§ **What this task involves**:
Quote every line of the material below verbatim, leaving nothing out and changing nothing.

§ **Input records**:
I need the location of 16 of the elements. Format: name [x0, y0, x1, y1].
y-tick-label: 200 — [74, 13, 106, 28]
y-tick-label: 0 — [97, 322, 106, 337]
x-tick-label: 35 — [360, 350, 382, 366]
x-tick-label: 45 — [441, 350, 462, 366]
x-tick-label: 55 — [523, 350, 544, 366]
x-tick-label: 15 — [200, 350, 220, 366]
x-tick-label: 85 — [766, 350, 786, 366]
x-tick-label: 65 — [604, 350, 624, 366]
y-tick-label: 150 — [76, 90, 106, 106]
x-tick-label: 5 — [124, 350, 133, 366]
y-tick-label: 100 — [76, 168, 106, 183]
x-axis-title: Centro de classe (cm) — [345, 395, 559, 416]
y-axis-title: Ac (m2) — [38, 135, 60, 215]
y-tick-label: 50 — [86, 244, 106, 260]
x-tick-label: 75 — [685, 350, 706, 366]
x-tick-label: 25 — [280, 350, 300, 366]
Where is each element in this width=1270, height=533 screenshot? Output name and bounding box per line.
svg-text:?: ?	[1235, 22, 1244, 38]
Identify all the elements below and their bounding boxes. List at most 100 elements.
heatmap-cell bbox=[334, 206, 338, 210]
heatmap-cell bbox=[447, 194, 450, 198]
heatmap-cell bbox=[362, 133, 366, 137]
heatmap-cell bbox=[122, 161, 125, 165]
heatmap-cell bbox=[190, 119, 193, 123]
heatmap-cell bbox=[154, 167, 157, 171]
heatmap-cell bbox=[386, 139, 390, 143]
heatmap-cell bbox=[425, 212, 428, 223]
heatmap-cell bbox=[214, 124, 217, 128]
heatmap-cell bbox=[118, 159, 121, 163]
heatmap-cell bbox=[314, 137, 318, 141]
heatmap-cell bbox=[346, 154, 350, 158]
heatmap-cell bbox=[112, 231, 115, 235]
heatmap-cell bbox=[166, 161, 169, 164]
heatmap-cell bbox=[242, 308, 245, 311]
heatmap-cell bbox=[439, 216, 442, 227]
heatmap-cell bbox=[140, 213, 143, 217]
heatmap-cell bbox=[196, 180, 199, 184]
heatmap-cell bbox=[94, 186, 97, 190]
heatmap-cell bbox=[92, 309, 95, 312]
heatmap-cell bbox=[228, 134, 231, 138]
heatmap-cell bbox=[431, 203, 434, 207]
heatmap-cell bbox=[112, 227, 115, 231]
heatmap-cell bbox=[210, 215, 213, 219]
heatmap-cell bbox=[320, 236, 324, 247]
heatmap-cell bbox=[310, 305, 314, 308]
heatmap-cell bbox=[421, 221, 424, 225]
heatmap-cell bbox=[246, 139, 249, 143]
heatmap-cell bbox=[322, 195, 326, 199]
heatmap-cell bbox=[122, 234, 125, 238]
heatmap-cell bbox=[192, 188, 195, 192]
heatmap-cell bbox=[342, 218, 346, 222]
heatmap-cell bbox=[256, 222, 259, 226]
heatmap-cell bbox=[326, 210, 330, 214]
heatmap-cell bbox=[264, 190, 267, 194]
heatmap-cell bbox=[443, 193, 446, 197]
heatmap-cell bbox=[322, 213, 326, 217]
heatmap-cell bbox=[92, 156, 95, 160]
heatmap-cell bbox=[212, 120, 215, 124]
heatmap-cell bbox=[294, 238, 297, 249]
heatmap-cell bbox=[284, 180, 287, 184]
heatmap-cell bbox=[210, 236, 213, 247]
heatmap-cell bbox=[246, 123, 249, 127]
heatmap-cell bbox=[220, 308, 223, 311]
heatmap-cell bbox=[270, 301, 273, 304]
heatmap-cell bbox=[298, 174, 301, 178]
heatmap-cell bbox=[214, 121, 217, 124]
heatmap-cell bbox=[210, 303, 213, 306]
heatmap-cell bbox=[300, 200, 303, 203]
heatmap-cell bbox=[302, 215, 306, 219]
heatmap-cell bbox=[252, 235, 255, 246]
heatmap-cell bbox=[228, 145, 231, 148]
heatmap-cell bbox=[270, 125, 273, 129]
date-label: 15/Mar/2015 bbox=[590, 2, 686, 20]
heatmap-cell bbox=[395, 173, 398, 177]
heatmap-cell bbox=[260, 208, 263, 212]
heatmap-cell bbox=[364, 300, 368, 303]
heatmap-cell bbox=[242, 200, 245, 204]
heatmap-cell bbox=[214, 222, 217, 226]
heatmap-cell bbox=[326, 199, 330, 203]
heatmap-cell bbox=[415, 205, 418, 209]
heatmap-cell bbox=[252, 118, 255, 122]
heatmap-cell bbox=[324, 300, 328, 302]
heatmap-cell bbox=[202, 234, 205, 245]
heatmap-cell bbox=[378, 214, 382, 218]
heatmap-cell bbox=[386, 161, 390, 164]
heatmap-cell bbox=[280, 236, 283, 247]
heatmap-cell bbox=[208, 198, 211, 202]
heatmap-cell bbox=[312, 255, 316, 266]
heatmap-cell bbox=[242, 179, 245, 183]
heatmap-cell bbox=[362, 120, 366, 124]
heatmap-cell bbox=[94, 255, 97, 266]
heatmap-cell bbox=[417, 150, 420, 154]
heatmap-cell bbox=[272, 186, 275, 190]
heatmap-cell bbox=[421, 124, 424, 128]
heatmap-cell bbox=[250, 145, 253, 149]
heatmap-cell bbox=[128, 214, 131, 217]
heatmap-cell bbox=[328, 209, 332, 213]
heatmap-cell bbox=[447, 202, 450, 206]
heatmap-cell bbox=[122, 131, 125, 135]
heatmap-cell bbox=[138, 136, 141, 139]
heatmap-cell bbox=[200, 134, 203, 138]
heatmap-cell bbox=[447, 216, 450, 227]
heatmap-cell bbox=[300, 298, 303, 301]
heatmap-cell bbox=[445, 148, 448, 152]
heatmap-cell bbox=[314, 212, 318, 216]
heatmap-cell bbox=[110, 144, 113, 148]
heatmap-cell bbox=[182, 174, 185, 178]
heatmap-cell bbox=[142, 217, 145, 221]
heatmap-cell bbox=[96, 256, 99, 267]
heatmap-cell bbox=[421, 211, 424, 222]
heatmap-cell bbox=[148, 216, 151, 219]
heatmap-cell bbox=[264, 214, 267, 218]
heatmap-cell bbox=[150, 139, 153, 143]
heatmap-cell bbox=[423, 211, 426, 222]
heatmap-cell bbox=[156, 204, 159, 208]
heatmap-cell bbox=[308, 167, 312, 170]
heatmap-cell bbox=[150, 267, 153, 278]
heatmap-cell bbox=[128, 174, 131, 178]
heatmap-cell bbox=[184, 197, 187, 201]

§ **Result**:
I need the location of 16 of the elements. Format: name [x0, y0, x1, y1].
y-tick-label: 200 — [74, 13, 106, 28]
y-tick-label: 0 — [97, 322, 106, 337]
x-tick-label: 35 — [360, 350, 382, 366]
x-tick-label: 45 — [441, 350, 462, 366]
x-tick-label: 55 — [523, 350, 544, 366]
x-tick-label: 15 — [200, 350, 220, 366]
x-tick-label: 85 — [766, 350, 786, 366]
x-tick-label: 65 — [604, 350, 624, 366]
y-tick-label: 150 — [76, 90, 106, 106]
x-tick-label: 5 — [124, 350, 133, 366]
y-tick-label: 100 — [76, 168, 106, 183]
x-axis-title: Centro de classe (cm) — [345, 395, 559, 416]
y-axis-title: Ac (m2) — [38, 135, 60, 215]
y-tick-label: 50 — [86, 244, 106, 260]
x-tick-label: 75 — [685, 350, 706, 366]
x-tick-label: 25 — [280, 350, 300, 366]
Where is each element in this width=1270, height=533 screenshot? Output name and bounding box per line.
svg-text:?: ?	[1235, 22, 1244, 38]
Identify all the elements below and their bounding boxes. List at most 100 elements.
heatmap-cell bbox=[334, 206, 338, 210]
heatmap-cell bbox=[447, 194, 450, 198]
heatmap-cell bbox=[362, 133, 366, 137]
heatmap-cell bbox=[122, 161, 125, 165]
heatmap-cell bbox=[190, 119, 193, 123]
heatmap-cell bbox=[154, 167, 157, 171]
heatmap-cell bbox=[386, 139, 390, 143]
heatmap-cell bbox=[425, 212, 428, 223]
heatmap-cell bbox=[214, 124, 217, 128]
heatmap-cell bbox=[118, 159, 121, 163]
heatmap-cell bbox=[314, 137, 318, 141]
heatmap-cell bbox=[346, 154, 350, 158]
heatmap-cell bbox=[112, 231, 115, 235]
heatmap-cell bbox=[166, 161, 169, 164]
heatmap-cell bbox=[242, 308, 245, 311]
heatmap-cell bbox=[439, 216, 442, 227]
heatmap-cell bbox=[140, 213, 143, 217]
heatmap-cell bbox=[196, 180, 199, 184]
heatmap-cell bbox=[94, 186, 97, 190]
heatmap-cell bbox=[92, 309, 95, 312]
heatmap-cell bbox=[228, 134, 231, 138]
heatmap-cell bbox=[431, 203, 434, 207]
heatmap-cell bbox=[112, 227, 115, 231]
heatmap-cell bbox=[210, 215, 213, 219]
heatmap-cell bbox=[320, 236, 324, 247]
heatmap-cell bbox=[310, 305, 314, 308]
heatmap-cell bbox=[421, 221, 424, 225]
heatmap-cell bbox=[246, 139, 249, 143]
heatmap-cell bbox=[322, 195, 326, 199]
heatmap-cell bbox=[122, 234, 125, 238]
heatmap-cell bbox=[192, 188, 195, 192]
heatmap-cell bbox=[342, 218, 346, 222]
heatmap-cell bbox=[256, 222, 259, 226]
heatmap-cell bbox=[326, 210, 330, 214]
heatmap-cell bbox=[264, 190, 267, 194]
heatmap-cell bbox=[443, 193, 446, 197]
heatmap-cell bbox=[322, 213, 326, 217]
heatmap-cell bbox=[92, 156, 95, 160]
heatmap-cell bbox=[212, 120, 215, 124]
heatmap-cell bbox=[294, 238, 297, 249]
heatmap-cell bbox=[284, 180, 287, 184]
heatmap-cell bbox=[210, 236, 213, 247]
heatmap-cell bbox=[246, 123, 249, 127]
heatmap-cell bbox=[220, 308, 223, 311]
heatmap-cell bbox=[270, 301, 273, 304]
heatmap-cell bbox=[298, 174, 301, 178]
heatmap-cell bbox=[214, 121, 217, 124]
heatmap-cell bbox=[210, 303, 213, 306]
heatmap-cell bbox=[300, 200, 303, 203]
heatmap-cell bbox=[302, 215, 306, 219]
heatmap-cell bbox=[252, 235, 255, 246]
heatmap-cell bbox=[228, 145, 231, 148]
heatmap-cell bbox=[270, 125, 273, 129]
date-label: 15/Mar/2015 bbox=[590, 2, 686, 20]
heatmap-cell bbox=[395, 173, 398, 177]
heatmap-cell bbox=[260, 208, 263, 212]
heatmap-cell bbox=[364, 300, 368, 303]
heatmap-cell bbox=[242, 200, 245, 204]
heatmap-cell bbox=[214, 222, 217, 226]
heatmap-cell bbox=[326, 199, 330, 203]
heatmap-cell bbox=[415, 205, 418, 209]
heatmap-cell bbox=[252, 118, 255, 122]
heatmap-cell bbox=[324, 300, 328, 302]
heatmap-cell bbox=[202, 234, 205, 245]
heatmap-cell bbox=[378, 214, 382, 218]
heatmap-cell bbox=[386, 161, 390, 164]
heatmap-cell bbox=[280, 236, 283, 247]
heatmap-cell bbox=[208, 198, 211, 202]
heatmap-cell bbox=[312, 255, 316, 266]
heatmap-cell bbox=[242, 179, 245, 183]
heatmap-cell bbox=[362, 120, 366, 124]
heatmap-cell bbox=[94, 255, 97, 266]
heatmap-cell bbox=[417, 150, 420, 154]
heatmap-cell bbox=[272, 186, 275, 190]
heatmap-cell bbox=[421, 124, 424, 128]
heatmap-cell bbox=[250, 145, 253, 149]
heatmap-cell bbox=[128, 214, 131, 217]
heatmap-cell bbox=[328, 209, 332, 213]
heatmap-cell bbox=[447, 202, 450, 206]
heatmap-cell bbox=[122, 131, 125, 135]
heatmap-cell bbox=[138, 136, 141, 139]
heatmap-cell bbox=[200, 134, 203, 138]
heatmap-cell bbox=[447, 216, 450, 227]
heatmap-cell bbox=[300, 298, 303, 301]
heatmap-cell bbox=[445, 148, 448, 152]
heatmap-cell bbox=[314, 212, 318, 216]
heatmap-cell bbox=[110, 144, 113, 148]
heatmap-cell bbox=[182, 174, 185, 178]
heatmap-cell bbox=[142, 217, 145, 221]
heatmap-cell bbox=[96, 256, 99, 267]
heatmap-cell bbox=[421, 211, 424, 222]
heatmap-cell bbox=[148, 216, 151, 219]
heatmap-cell bbox=[264, 214, 267, 218]
heatmap-cell bbox=[150, 139, 153, 143]
heatmap-cell bbox=[423, 211, 426, 222]
heatmap-cell bbox=[156, 204, 159, 208]
heatmap-cell bbox=[308, 167, 312, 170]
heatmap-cell bbox=[150, 267, 153, 278]
heatmap-cell bbox=[128, 174, 131, 178]
heatmap-cell bbox=[184, 197, 187, 201]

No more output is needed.